* GIVEN REQUEST
Where does the string "color" appear? Copy every line of the entries below that holds it.

* RECORD SET

________________________

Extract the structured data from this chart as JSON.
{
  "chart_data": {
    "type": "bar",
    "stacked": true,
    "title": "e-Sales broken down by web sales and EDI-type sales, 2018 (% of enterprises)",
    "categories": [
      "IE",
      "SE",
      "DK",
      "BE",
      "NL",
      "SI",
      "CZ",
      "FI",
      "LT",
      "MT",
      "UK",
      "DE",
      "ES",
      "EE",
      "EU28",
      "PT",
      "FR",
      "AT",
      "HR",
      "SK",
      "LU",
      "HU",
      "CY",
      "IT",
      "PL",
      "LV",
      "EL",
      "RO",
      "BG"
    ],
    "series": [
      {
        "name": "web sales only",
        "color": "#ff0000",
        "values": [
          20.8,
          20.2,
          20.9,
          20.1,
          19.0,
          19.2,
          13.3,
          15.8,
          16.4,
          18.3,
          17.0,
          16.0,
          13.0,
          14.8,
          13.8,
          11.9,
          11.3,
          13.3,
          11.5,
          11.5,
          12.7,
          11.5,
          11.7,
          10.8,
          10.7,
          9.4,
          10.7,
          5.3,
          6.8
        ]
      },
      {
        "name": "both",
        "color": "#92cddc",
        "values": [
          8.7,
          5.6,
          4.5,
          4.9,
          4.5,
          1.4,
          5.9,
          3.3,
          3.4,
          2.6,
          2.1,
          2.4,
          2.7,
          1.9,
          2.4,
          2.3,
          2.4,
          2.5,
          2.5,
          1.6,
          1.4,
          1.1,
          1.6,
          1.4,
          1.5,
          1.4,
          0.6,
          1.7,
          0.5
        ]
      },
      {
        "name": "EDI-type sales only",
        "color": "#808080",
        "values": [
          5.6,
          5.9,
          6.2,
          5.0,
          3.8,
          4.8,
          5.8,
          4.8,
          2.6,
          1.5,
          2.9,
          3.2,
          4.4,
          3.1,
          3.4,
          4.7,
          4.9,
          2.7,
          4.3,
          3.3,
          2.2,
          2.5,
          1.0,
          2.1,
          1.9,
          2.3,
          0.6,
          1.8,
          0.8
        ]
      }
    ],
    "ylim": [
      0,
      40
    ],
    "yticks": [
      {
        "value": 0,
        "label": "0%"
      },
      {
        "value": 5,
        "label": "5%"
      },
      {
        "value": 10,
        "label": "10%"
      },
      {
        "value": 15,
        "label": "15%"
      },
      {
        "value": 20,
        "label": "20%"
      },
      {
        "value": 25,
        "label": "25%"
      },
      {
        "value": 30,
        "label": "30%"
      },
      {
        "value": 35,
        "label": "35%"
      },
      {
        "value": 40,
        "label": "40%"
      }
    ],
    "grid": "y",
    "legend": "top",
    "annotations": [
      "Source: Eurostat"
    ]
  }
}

________________________

* SOLUTION TO THIS TASK
        "color": "#ff0000",
        "color": "#92cddc",
        "color": "#808080",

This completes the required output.